[Collected data]

━━━━

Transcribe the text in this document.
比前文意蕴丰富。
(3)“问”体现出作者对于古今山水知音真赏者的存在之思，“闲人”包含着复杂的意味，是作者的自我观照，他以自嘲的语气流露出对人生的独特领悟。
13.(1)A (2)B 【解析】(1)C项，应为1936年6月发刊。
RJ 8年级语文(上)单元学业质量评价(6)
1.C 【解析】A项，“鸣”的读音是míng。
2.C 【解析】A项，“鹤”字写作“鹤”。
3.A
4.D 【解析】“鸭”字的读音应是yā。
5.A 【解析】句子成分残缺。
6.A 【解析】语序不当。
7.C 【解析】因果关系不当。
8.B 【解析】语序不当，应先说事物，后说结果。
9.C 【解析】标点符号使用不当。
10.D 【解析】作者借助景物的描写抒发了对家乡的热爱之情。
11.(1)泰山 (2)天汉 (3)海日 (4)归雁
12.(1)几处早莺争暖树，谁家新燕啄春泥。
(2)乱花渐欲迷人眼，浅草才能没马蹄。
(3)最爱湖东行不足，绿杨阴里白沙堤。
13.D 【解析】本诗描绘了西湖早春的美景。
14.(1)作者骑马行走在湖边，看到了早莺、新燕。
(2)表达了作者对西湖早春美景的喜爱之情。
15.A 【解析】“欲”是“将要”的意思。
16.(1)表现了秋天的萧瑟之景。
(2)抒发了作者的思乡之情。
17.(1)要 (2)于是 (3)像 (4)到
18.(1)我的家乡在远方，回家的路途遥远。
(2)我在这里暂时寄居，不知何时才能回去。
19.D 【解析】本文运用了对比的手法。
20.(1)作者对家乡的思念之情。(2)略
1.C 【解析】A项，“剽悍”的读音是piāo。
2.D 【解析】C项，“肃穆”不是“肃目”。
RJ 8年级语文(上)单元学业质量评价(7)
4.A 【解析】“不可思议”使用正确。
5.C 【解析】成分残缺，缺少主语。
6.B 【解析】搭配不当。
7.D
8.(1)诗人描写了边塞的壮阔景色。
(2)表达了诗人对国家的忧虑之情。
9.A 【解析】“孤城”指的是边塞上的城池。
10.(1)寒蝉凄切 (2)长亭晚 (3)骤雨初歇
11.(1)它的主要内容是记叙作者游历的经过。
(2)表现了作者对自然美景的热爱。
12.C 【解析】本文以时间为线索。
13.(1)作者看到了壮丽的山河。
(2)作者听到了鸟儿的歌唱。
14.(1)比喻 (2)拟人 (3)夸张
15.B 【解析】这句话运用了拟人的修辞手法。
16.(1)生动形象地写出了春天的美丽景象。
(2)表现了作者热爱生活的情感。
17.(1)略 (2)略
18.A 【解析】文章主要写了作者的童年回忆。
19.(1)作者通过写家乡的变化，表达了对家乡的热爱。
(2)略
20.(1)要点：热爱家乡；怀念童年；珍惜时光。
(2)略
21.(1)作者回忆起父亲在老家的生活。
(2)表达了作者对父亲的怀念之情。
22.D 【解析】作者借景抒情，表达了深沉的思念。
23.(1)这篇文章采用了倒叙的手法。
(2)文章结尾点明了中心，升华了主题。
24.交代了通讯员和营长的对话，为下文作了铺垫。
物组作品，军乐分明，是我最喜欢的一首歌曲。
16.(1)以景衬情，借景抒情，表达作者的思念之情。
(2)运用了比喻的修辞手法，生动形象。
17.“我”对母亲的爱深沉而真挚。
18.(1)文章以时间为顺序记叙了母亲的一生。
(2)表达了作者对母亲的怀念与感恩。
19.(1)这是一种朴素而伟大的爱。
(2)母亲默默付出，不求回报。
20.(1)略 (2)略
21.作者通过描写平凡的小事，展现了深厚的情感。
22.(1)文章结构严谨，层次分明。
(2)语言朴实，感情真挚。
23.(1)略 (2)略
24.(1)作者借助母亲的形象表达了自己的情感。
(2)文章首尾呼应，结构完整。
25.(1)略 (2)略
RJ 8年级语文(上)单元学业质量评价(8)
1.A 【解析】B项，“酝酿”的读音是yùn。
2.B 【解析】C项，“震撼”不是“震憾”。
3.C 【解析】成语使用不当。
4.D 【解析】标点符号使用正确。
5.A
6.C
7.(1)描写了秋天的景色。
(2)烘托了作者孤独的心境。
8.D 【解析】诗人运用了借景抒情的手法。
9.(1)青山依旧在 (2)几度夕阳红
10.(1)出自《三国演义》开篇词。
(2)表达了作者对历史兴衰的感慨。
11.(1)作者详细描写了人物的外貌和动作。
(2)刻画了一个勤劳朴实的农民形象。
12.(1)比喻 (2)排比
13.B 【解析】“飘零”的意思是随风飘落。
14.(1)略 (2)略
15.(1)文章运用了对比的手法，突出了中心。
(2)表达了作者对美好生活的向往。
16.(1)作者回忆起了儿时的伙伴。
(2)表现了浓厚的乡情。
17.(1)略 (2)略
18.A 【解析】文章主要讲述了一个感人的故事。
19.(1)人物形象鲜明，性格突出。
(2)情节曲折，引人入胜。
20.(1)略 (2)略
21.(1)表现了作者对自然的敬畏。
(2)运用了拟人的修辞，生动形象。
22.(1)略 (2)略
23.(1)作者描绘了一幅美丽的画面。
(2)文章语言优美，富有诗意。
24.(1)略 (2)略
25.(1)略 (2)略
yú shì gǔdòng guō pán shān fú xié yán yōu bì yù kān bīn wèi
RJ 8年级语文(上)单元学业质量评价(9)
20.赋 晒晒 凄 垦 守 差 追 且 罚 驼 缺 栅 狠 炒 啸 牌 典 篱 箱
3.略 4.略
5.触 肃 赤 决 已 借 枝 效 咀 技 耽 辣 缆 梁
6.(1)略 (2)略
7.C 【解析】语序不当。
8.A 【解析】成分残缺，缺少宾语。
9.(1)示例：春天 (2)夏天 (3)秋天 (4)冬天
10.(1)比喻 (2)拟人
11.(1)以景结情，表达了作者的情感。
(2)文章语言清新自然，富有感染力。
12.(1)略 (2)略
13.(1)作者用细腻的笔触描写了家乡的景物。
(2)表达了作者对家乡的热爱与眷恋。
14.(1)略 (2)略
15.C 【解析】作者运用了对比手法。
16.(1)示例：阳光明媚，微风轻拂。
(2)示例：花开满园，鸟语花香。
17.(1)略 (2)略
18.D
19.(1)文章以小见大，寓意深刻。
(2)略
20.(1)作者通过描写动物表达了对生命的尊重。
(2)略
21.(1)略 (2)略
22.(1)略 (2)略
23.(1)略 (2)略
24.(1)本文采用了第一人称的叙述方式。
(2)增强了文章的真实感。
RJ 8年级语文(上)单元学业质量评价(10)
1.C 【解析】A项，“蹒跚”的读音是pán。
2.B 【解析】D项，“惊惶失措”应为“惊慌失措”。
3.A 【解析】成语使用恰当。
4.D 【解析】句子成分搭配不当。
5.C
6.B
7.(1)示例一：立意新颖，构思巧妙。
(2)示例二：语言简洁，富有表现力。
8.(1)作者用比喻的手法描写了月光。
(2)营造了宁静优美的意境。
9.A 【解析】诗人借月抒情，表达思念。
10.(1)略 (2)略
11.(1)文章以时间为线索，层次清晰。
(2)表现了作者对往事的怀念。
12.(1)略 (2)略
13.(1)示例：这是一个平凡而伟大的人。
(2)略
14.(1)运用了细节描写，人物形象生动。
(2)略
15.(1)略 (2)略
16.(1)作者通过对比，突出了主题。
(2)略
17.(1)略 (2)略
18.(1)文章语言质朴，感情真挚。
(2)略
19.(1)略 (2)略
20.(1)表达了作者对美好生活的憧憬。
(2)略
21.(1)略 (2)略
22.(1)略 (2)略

━━━━

STATED EXERCISE - Copy out each record, keeping every word as it is.

ANSWER BELOW -
Transcribe the text in this document.
比前文意蕴丰富。
(3)“问”体现出作者对于古今山水知音真赏者的存在之思，“闲人”包含着复杂的意味，是作者的自我观照，他以自嘲的语气流露出对人生的独特领悟。
13.(1)A (2)B 【解析】(1)C项，应为1936年6月发刊。
RJ 8年级语文(上)单元学业质量评价(6)
1.C 【解析】A项，“鸣”的读音是míng。
2.C 【解析】A项，“鹤”字写作“鹤”。
3.A
4.D 【解析】“鸭”字的读音应是yā。
5.A 【解析】句子成分残缺。
6.A 【解析】语序不当。
7.C 【解析】因果关系不当。
8.B 【解析】语序不当，应先说事物，后说结果。
9.C 【解析】标点符号使用不当。
10.D 【解析】作者借助景物的描写抒发了对家乡的热爱之情。
11.(1)泰山 (2)天汉 (3)海日 (4)归雁
12.(1)几处早莺争暖树，谁家新燕啄春泥。
(2)乱花渐欲迷人眼，浅草才能没马蹄。
(3)最爱湖东行不足，绿杨阴里白沙堤。
13.D 【解析】本诗描绘了西湖早春的美景。
14.(1)作者骑马行走在湖边，看到了早莺、新燕。
(2)表达了作者对西湖早春美景的喜爱之情。
15.A 【解析】“欲”是“将要”的意思。
16.(1)表现了秋天的萧瑟之景。
(2)抒发了作者的思乡之情。
17.(1)要 (2)于是 (3)像 (4)到
18.(1)我的家乡在远方，回家的路途遥远。
(2)我在这里暂时寄居，不知何时才能回去。
19.D 【解析】本文运用了对比的手法。
20.(1)作者对家乡的思念之情。(2)略
1.C 【解析】A项，“剽悍”的读音是piāo。
2.D 【解析】C项，“肃穆”不是“肃目”。
RJ 8年级语文(上)单元学业质量评价(7)
4.A 【解析】“不可思议”使用正确。
5.C 【解析】成分残缺，缺少主语。
6.B 【解析】搭配不当。
7.D
8.(1)诗人描写了边塞的壮阔景色。
(2)表达了诗人对国家的忧虑之情。
9.A 【解析】“孤城”指的是边塞上的城池。
10.(1)寒蝉凄切 (2)长亭晚 (3)骤雨初歇
11.(1)它的主要内容是记叙作者游历的经过。
(2)表现了作者对自然美景的热爱。
12.C 【解析】本文以时间为线索。
13.(1)作者看到了壮丽的山河。
(2)作者听到了鸟儿的歌唱。
14.(1)比喻 (2)拟人 (3)夸张
15.B 【解析】这句话运用了拟人的修辞手法。
16.(1)生动形象地写出了春天的美丽景象。
(2)表现了作者热爱生活的情感。
17.(1)略 (2)略
18.A 【解析】文章主要写了作者的童年回忆。
19.(1)作者通过写家乡的变化，表达了对家乡的热爱。
(2)略
20.(1)要点：热爱家乡；怀念童年；珍惜时光。
(2)略
21.(1)作者回忆起父亲在老家的生活。
(2)表达了作者对父亲的怀念之情。
22.D 【解析】作者借景抒情，表达了深沉的思念。
23.(1)这篇文章采用了倒叙的手法。
(2)文章结尾点明了中心，升华了主题。
24.交代了通讯员和营长的对话，为下文作了铺垫。
物组作品，军乐分明，是我最喜欢的一首歌曲。
16.(1)以景衬情，借景抒情，表达作者的思念之情。
(2)运用了比喻的修辞手法，生动形象。
17.“我”对母亲的爱深沉而真挚。
18.(1)文章以时间为顺序记叙了母亲的一生。
(2)表达了作者对母亲的怀念与感恩。
19.(1)这是一种朴素而伟大的爱。
(2)母亲默默付出，不求回报。
20.(1)略 (2)略
21.作者通过描写平凡的小事，展现了深厚的情感。
22.(1)文章结构严谨，层次分明。
(2)语言朴实，感情真挚。
23.(1)略 (2)略
24.(1)作者借助母亲的形象表达了自己的情感。
(2)文章首尾呼应，结构完整。
25.(1)略 (2)略
RJ 8年级语文(上)单元学业质量评价(8)
1.A 【解析】B项，“酝酿”的读音是yùn。
2.B 【解析】C项，“震撼”不是“震憾”。
3.C 【解析】成语使用不当。
4.D 【解析】标点符号使用正确。
5.A
6.C
7.(1)描写了秋天的景色。
(2)烘托了作者孤独的心境。
8.D 【解析】诗人运用了借景抒情的手法。
9.(1)青山依旧在 (2)几度夕阳红
10.(1)出自《三国演义》开篇词。
(2)表达了作者对历史兴衰的感慨。
11.(1)作者详细描写了人物的外貌和动作。
(2)刻画了一个勤劳朴实的农民形象。
12.(1)比喻 (2)排比
13.B 【解析】“飘零”的意思是随风飘落。
14.(1)略 (2)略
15.(1)文章运用了对比的手法，突出了中心。
(2)表达了作者对美好生活的向往。
16.(1)作者回忆起了儿时的伙伴。
(2)表现了浓厚的乡情。
17.(1)略 (2)略
18.A 【解析】文章主要讲述了一个感人的故事。
19.(1)人物形象鲜明，性格突出。
(2)情节曲折，引人入胜。
20.(1)略 (2)略
21.(1)表现了作者对自然的敬畏。
(2)运用了拟人的修辞，生动形象。
22.(1)略 (2)略
23.(1)作者描绘了一幅美丽的画面。
(2)文章语言优美，富有诗意。
24.(1)略 (2)略
25.(1)略 (2)略
yú shì gǔdòng guō pán shān fú xié yán yōu bì yù kān bīn wèi
RJ 8年级语文(上)单元学业质量评价(9)
20.赋 晒晒 凄 垦 守 差 追 且 罚 驼 缺 栅 狠 炒 啸 牌 典 篱 箱
3.略 4.略
5.触 肃 赤 决 已 借 枝 效 咀 技 耽 辣 缆 梁
6.(1)略 (2)略
7.C 【解析】语序不当。
8.A 【解析】成分残缺，缺少宾语。
9.(1)示例：春天 (2)夏天 (3)秋天 (4)冬天
10.(1)比喻 (2)拟人
11.(1)以景结情，表达了作者的情感。
(2)文章语言清新自然，富有感染力。
12.(1)略 (2)略
13.(1)作者用细腻的笔触描写了家乡的景物。
(2)表达了作者对家乡的热爱与眷恋。
14.(1)略 (2)略
15.C 【解析】作者运用了对比手法。
16.(1)示例：阳光明媚，微风轻拂。
(2)示例：花开满园，鸟语花香。
17.(1)略 (2)略
18.D
19.(1)文章以小见大，寓意深刻。
(2)略
20.(1)作者通过描写动物表达了对生命的尊重。
(2)略
21.(1)略 (2)略
22.(1)略 (2)略
23.(1)略 (2)略
24.(1)本文采用了第一人称的叙述方式。
(2)增强了文章的真实感。
RJ 8年级语文(上)单元学业质量评价(10)
1.C 【解析】A项，“蹒跚”的读音是pán。
2.B 【解析】D项，“惊惶失措”应为“惊慌失措”。
3.A 【解析】成语使用恰当。
4.D 【解析】句子成分搭配不当。
5.C
6.B
7.(1)示例一：立意新颖，构思巧妙。
(2)示例二：语言简洁，富有表现力。
8.(1)作者用比喻的手法描写了月光。
(2)营造了宁静优美的意境。
9.A 【解析】诗人借月抒情，表达思念。
10.(1)略 (2)略
11.(1)文章以时间为线索，层次清晰。
(2)表现了作者对往事的怀念。
12.(1)略 (2)略
13.(1)示例：这是一个平凡而伟大的人。
(2)略
14.(1)运用了细节描写，人物形象生动。
(2)略
15.(1)略 (2)略
16.(1)作者通过对比，突出了主题。
(2)略
17.(1)略 (2)略
18.(1)文章语言质朴，感情真挚。
(2)略
19.(1)略 (2)略
20.(1)表达了作者对美好生活的憧憬。
(2)略
21.(1)略 (2)略
22.(1)略 (2)略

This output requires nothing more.